= Challenge =
Copy the lines verbatim, starting at the line containing "chevron-down-icon [835,446,845,453]" and ending at the line containing "result-field[interactable] [507,528,853,565]".

[Data items]
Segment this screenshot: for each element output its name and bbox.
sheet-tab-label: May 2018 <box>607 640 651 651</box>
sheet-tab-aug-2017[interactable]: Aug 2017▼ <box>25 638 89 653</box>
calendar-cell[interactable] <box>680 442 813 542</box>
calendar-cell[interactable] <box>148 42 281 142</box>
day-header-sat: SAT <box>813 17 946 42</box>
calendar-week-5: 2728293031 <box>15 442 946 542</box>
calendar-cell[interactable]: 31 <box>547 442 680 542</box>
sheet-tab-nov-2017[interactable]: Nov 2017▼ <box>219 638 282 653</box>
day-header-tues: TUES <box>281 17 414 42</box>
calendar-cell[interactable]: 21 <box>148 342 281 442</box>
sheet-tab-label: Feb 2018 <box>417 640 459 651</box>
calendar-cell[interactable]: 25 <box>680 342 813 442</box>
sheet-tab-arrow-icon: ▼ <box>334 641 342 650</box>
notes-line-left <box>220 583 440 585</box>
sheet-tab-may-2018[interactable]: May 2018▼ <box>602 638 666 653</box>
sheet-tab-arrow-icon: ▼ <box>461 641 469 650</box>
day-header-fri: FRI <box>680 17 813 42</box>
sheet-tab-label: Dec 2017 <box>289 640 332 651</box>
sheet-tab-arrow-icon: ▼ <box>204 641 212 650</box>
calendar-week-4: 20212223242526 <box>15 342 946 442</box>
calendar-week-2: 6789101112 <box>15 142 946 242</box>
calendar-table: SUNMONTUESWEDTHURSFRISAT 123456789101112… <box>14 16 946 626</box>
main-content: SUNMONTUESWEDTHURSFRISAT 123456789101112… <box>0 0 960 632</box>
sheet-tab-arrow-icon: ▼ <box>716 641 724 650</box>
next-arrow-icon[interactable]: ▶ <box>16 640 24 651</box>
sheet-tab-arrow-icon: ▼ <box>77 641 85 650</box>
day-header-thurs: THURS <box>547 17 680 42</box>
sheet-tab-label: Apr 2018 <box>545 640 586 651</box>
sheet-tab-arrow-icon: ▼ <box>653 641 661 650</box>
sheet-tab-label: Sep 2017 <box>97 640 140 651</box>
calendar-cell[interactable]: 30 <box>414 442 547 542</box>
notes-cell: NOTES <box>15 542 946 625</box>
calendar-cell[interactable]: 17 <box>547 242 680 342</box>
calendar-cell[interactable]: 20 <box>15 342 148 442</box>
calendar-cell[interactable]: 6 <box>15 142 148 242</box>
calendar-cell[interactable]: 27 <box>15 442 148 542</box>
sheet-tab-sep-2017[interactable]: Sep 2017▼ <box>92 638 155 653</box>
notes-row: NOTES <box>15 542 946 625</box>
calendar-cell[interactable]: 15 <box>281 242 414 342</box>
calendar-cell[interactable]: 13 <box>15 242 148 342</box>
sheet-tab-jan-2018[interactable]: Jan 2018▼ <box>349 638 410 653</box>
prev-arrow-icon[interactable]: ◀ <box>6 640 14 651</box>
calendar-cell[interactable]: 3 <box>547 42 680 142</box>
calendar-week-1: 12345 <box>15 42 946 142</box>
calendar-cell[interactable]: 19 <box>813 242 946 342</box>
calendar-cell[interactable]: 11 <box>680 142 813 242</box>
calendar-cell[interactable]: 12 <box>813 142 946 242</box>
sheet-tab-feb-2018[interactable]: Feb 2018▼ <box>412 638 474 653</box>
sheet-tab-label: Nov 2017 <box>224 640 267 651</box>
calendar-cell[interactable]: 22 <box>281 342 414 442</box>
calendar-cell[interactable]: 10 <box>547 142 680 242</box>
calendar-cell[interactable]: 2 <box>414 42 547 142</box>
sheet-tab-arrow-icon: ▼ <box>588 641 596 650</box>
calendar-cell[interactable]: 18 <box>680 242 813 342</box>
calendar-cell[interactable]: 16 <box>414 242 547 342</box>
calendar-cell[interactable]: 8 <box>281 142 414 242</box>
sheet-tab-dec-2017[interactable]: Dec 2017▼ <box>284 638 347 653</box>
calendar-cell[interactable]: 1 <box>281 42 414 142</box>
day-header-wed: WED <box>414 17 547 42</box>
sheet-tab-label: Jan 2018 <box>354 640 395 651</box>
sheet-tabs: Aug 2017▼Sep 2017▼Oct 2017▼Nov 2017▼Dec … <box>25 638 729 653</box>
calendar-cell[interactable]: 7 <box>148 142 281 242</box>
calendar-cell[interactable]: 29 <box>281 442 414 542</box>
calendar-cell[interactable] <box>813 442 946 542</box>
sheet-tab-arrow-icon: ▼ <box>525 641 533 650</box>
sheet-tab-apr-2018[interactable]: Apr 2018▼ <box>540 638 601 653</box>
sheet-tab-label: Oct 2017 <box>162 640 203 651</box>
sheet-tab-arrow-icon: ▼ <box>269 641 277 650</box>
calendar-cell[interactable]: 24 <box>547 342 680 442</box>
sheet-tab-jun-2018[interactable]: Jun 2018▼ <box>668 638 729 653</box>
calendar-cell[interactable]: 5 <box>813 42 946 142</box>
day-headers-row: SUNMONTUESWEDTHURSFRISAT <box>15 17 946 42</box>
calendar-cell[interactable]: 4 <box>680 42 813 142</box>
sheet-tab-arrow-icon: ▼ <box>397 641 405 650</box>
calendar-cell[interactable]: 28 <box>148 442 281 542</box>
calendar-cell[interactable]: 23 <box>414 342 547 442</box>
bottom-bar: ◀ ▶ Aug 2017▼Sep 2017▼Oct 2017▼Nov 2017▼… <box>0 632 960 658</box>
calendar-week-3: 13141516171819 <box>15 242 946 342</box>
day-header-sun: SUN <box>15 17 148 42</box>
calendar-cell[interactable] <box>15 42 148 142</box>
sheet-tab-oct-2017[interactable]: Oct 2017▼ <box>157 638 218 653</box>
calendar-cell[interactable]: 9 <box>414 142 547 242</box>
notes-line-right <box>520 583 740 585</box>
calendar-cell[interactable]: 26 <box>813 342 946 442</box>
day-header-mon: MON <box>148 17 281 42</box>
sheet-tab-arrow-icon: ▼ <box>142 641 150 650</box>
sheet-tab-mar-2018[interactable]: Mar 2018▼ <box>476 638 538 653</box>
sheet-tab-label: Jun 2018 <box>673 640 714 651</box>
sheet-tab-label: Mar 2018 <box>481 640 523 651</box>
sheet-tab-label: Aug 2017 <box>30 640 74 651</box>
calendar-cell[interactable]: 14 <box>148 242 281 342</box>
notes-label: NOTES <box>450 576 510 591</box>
---
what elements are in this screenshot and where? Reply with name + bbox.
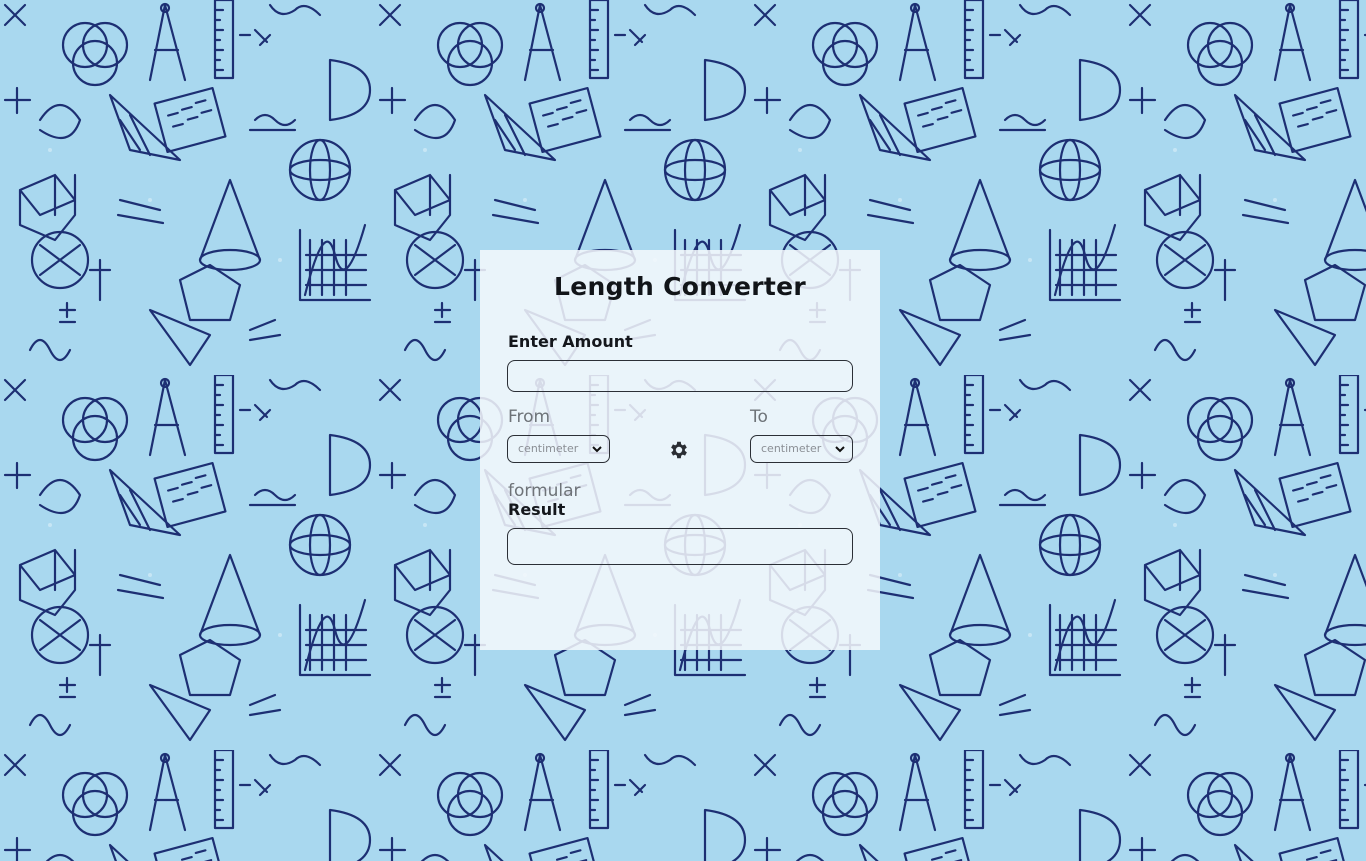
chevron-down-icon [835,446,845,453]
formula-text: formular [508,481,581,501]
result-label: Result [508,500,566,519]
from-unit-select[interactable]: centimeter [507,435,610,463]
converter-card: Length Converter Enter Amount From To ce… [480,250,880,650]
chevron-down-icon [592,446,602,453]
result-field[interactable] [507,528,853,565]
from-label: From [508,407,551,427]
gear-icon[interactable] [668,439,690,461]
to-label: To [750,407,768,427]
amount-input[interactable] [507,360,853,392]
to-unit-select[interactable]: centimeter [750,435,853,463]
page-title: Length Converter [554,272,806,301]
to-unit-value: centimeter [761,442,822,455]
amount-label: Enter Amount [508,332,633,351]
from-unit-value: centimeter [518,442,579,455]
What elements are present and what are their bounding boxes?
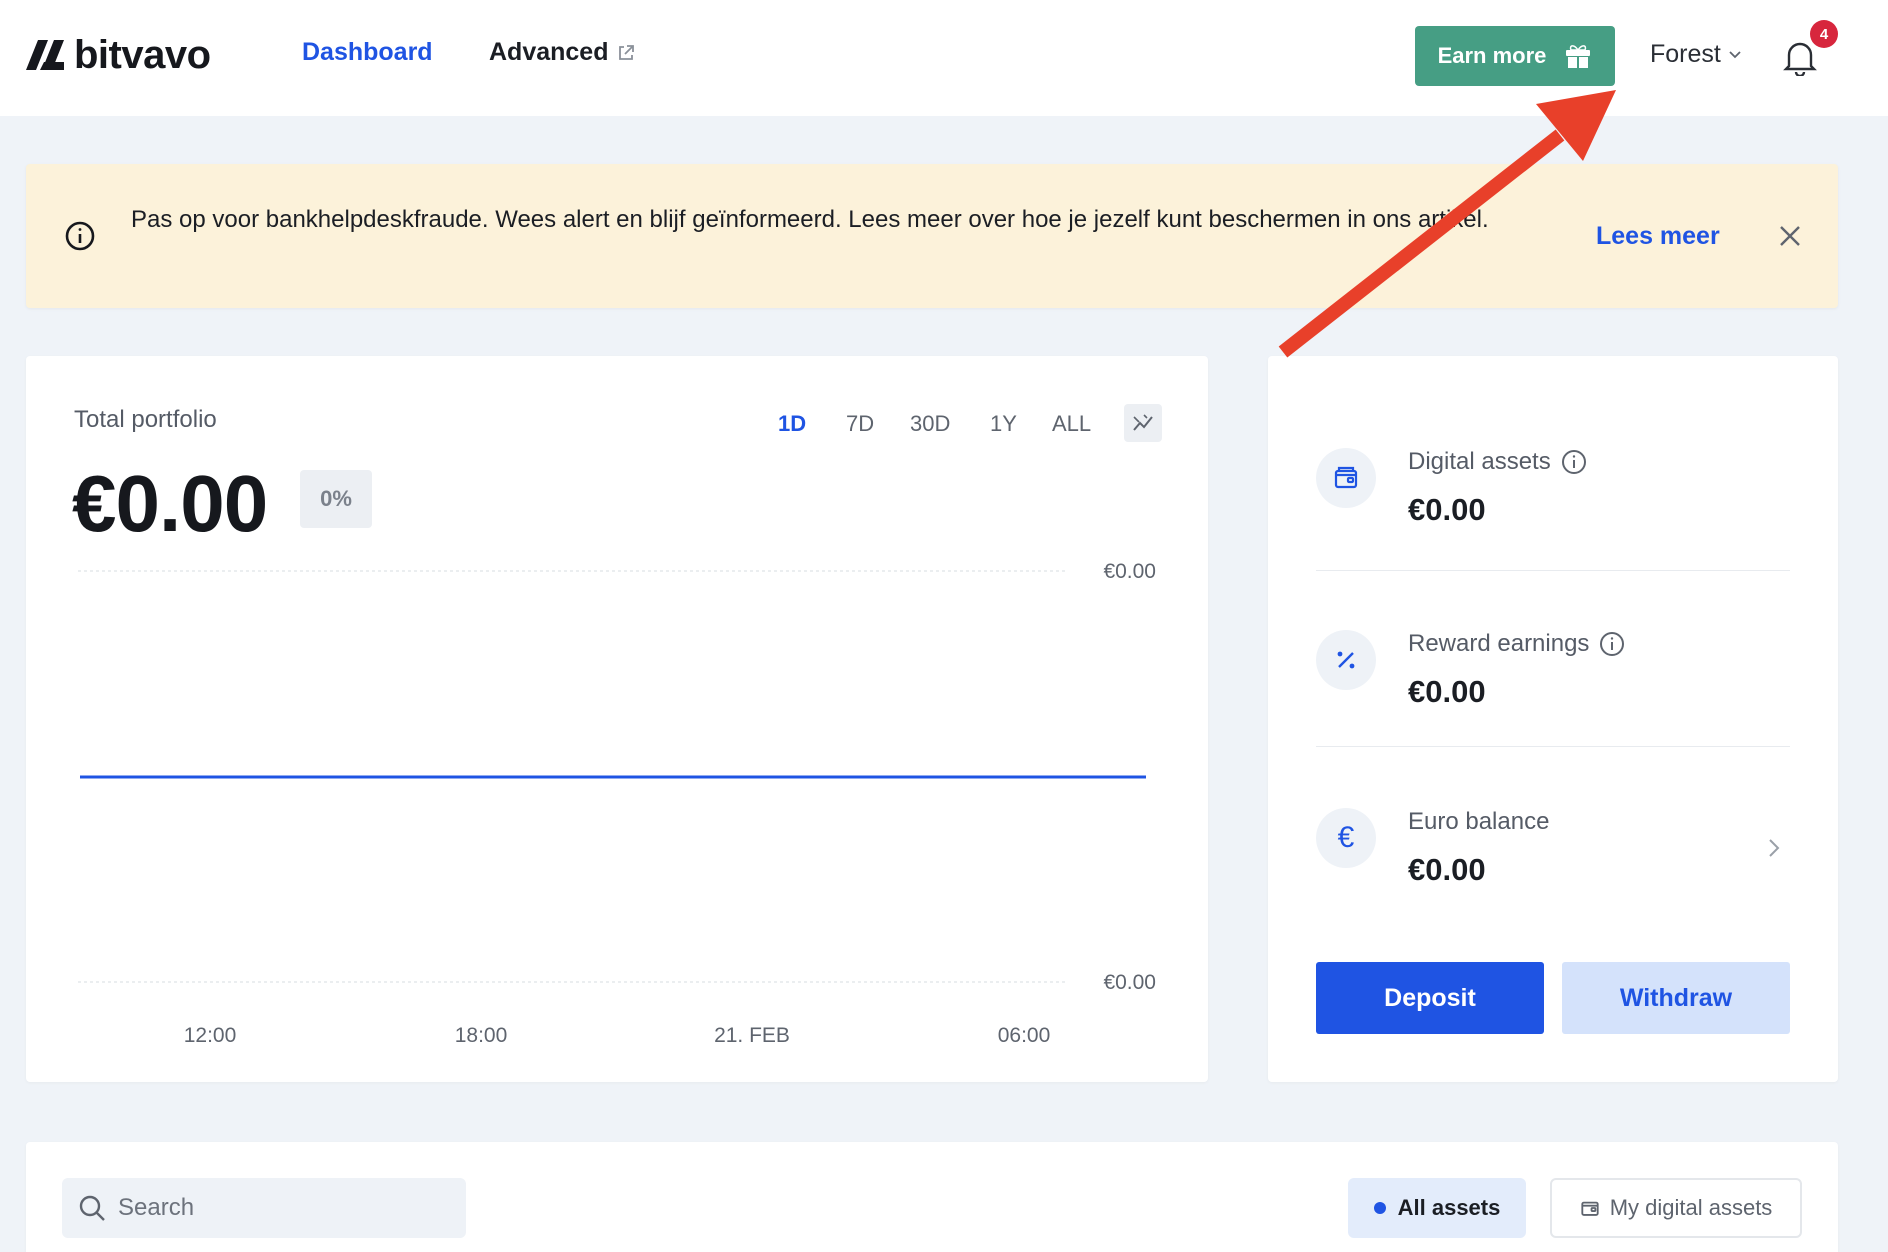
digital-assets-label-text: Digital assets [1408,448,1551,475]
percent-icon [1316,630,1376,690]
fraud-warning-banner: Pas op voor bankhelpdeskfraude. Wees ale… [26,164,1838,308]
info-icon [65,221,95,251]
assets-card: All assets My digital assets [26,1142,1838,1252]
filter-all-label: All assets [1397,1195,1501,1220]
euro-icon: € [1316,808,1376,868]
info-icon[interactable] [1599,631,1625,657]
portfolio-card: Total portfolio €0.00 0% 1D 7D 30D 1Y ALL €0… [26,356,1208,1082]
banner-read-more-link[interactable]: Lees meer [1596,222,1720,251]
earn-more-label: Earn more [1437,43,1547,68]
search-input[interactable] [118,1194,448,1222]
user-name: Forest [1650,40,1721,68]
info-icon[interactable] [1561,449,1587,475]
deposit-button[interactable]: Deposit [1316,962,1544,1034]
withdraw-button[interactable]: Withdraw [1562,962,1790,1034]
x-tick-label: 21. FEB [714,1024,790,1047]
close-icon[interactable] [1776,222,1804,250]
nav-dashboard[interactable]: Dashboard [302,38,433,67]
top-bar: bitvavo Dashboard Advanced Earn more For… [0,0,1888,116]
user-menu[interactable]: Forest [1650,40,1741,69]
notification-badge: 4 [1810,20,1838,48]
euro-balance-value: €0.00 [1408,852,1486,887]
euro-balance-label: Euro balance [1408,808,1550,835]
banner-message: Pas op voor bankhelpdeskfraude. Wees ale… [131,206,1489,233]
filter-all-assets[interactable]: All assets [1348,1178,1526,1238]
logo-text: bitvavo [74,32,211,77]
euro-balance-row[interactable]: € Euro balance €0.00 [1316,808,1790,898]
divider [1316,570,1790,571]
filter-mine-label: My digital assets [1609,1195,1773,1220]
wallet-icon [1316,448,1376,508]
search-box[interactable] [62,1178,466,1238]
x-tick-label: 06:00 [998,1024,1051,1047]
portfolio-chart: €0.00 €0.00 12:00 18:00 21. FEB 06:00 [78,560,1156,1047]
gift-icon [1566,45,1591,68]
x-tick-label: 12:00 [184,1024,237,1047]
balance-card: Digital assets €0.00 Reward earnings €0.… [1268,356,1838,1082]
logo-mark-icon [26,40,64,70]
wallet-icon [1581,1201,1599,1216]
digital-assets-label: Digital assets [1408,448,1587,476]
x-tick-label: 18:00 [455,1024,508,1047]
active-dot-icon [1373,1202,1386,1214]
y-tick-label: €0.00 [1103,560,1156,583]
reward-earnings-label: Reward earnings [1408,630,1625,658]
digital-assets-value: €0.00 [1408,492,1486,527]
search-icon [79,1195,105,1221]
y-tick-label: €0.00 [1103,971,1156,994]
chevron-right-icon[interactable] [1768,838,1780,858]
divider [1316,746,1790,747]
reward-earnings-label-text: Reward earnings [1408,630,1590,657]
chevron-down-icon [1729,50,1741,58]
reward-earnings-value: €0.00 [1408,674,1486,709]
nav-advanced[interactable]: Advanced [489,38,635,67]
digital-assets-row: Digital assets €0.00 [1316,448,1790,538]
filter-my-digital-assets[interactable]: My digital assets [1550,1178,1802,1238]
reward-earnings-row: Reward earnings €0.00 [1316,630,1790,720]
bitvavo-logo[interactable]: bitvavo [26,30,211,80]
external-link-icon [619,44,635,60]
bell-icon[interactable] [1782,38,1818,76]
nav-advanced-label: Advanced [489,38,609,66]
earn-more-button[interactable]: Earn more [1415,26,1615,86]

= Task solution =
chevron-down-icon [835,446,845,453]
formula-text: formular [508,481,581,501]
result-label: Result [508,500,566,519]
from-unit-select[interactable]: centimeter [507,435,610,463]
converter-card: Length Converter Enter Amount From To ce… [480,250,880,650]
chevron-down-icon [592,446,602,453]
result-field[interactable] [507,528,853,565]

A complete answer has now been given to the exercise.